Data records
====
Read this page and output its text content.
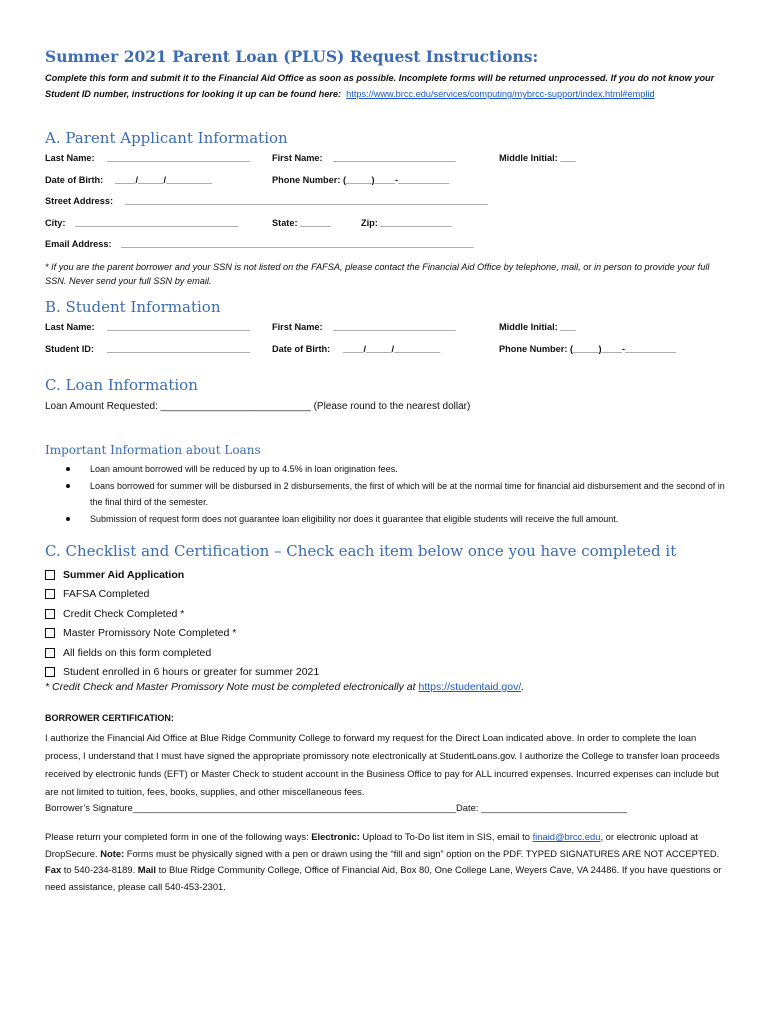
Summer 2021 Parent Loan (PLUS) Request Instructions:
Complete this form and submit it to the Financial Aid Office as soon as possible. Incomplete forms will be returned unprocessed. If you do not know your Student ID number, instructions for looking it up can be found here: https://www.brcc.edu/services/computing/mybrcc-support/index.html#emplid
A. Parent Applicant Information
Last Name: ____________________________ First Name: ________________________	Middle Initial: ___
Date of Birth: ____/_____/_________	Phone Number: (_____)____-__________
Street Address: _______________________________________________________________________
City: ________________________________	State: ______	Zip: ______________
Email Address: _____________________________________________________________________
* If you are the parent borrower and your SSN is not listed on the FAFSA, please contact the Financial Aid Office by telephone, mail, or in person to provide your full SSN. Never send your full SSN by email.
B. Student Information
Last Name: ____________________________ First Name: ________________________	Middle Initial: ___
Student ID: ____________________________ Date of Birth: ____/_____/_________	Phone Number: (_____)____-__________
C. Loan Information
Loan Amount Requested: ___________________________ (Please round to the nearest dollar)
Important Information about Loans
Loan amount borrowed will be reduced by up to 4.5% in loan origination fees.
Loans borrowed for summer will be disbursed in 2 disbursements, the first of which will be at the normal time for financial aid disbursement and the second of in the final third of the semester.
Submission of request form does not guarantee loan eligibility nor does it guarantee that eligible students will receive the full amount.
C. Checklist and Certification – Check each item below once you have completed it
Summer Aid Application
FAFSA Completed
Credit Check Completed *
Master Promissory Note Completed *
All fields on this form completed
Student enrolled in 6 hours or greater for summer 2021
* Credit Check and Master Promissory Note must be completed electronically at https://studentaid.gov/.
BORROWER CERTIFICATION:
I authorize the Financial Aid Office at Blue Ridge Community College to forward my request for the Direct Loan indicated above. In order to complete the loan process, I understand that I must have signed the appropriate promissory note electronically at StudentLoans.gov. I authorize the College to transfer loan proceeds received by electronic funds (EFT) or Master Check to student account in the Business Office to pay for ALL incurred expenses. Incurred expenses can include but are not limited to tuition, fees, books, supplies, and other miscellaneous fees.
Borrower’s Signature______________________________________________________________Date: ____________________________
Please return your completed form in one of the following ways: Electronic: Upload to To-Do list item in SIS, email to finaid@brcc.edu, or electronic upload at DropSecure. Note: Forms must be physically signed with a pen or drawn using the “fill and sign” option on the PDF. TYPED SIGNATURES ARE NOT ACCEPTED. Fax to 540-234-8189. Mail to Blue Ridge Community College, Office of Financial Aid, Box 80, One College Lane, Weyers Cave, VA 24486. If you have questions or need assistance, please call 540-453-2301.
====
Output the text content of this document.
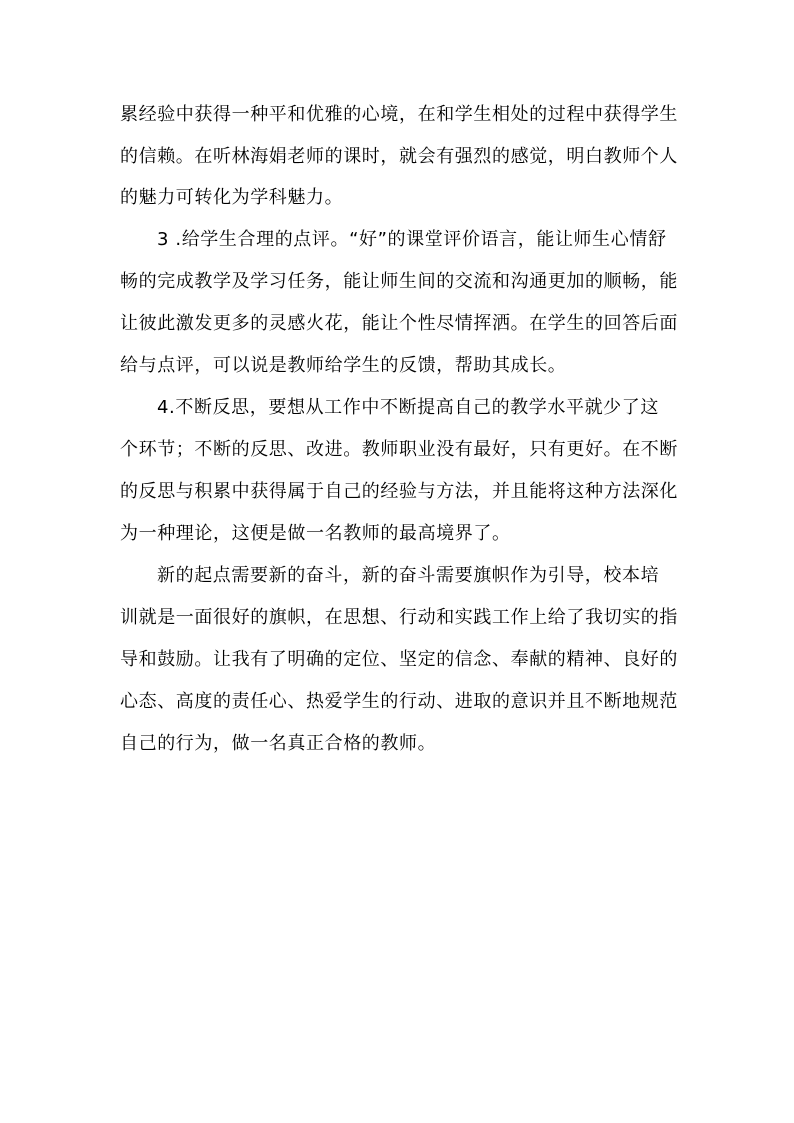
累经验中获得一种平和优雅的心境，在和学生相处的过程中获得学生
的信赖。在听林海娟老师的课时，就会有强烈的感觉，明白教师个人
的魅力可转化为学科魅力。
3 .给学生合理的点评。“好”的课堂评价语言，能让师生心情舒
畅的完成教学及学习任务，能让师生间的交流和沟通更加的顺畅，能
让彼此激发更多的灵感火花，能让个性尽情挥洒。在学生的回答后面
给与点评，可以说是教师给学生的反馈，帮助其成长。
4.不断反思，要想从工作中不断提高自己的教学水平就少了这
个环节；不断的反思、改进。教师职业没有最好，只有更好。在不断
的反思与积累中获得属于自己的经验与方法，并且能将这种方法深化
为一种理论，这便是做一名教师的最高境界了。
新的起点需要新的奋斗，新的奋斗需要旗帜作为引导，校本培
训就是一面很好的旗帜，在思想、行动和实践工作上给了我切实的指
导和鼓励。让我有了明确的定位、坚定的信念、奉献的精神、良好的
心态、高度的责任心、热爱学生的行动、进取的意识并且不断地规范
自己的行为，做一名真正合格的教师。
====
## Task requirements:
Select all lines in the listing that include the word "FAFSA".

## Task answer:
* If you are the parent borrower and your SSN is not listed on the FAFSA, please contact the Financial Aid Office by telephone, mail, or in person to provide your full SSN. Never send your full SSN by email.
FAFSA Completed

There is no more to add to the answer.